**Problem:** Check every line of the entries that follow, and copy the ones containing "Mixing".

[start of Exercise inputs]

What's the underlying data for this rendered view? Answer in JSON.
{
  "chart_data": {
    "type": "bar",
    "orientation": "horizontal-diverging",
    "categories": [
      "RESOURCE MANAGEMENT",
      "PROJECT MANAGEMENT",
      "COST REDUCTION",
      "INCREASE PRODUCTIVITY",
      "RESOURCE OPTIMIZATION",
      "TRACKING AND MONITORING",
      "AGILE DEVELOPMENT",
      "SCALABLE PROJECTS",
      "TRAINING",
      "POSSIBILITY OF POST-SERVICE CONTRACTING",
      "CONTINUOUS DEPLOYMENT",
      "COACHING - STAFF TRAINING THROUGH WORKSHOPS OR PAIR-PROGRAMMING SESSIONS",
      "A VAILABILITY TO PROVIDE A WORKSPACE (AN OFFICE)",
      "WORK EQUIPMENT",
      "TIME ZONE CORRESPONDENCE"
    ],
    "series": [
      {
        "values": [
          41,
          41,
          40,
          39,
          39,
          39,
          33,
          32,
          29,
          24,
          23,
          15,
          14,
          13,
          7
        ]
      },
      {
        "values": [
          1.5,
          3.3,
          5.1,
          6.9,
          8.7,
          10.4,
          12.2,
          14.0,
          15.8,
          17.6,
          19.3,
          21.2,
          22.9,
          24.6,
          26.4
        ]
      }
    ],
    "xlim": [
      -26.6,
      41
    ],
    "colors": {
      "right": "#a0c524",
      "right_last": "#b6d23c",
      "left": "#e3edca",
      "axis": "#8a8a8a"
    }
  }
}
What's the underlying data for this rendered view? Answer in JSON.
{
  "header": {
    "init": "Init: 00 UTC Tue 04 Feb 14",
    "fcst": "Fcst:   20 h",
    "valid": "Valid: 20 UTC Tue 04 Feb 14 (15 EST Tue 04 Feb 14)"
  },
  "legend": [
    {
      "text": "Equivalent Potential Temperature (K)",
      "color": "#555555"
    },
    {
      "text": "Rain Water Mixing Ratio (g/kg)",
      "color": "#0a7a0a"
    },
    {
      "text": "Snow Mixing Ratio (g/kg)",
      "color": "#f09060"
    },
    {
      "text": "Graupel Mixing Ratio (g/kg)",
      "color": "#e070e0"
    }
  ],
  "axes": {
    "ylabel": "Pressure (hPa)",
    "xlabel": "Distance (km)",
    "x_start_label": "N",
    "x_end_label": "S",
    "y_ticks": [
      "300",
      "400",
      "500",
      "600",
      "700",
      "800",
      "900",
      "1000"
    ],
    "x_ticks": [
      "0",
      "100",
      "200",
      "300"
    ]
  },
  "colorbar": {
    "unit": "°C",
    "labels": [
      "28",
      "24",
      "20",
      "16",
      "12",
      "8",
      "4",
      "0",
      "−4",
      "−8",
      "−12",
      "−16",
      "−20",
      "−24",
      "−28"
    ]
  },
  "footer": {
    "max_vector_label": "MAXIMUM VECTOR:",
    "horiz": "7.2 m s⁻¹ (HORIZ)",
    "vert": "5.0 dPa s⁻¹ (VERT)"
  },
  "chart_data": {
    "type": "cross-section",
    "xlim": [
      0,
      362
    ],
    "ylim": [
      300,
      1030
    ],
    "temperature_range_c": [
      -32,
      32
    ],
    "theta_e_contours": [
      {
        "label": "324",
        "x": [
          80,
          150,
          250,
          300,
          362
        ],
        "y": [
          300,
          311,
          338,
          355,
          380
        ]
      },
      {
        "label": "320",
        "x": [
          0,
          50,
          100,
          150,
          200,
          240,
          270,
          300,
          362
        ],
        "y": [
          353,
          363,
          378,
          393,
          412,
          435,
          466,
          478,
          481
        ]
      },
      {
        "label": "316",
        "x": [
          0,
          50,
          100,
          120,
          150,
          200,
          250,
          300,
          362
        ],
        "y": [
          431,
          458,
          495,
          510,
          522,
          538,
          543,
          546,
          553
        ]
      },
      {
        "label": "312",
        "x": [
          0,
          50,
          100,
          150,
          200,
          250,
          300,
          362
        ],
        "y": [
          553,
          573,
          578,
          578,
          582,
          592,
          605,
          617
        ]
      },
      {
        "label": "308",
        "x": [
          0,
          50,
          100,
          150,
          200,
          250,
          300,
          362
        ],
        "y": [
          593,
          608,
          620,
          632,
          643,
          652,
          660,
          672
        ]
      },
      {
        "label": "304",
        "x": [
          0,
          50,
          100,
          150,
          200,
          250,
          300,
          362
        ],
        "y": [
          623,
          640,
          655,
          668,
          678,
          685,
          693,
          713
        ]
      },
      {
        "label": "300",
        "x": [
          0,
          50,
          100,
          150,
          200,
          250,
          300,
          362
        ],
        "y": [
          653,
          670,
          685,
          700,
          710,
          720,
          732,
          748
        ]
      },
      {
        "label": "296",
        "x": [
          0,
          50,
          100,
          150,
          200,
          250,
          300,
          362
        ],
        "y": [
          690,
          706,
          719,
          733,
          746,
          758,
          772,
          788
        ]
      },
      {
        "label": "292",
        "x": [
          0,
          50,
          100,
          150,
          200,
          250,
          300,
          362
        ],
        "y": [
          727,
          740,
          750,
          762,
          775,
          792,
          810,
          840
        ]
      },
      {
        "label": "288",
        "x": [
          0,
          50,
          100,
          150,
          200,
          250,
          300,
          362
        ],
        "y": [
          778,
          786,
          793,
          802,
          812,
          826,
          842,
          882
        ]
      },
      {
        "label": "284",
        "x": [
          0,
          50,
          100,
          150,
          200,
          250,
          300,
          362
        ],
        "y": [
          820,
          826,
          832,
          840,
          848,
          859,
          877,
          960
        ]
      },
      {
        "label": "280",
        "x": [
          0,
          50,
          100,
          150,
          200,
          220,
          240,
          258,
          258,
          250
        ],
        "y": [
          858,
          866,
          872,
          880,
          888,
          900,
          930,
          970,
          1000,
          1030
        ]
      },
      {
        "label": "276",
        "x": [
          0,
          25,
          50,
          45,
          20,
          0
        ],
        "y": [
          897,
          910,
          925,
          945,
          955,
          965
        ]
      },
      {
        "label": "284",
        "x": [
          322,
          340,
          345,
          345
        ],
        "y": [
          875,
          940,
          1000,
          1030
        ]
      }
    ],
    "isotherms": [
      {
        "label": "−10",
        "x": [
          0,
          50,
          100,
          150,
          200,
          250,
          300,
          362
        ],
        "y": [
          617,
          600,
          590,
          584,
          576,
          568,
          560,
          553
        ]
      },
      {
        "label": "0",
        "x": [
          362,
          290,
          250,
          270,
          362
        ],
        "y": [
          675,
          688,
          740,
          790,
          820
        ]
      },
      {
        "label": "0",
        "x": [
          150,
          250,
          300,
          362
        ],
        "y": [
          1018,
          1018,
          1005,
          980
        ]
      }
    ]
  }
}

[end of Exercise inputs]

**Result:**
      "text": "Rain Water Mixing Ratio (g/kg)",
      "text": "Snow Mixing Ratio (g/kg)",
      "text": "Graupel Mixing Ratio (g/kg)",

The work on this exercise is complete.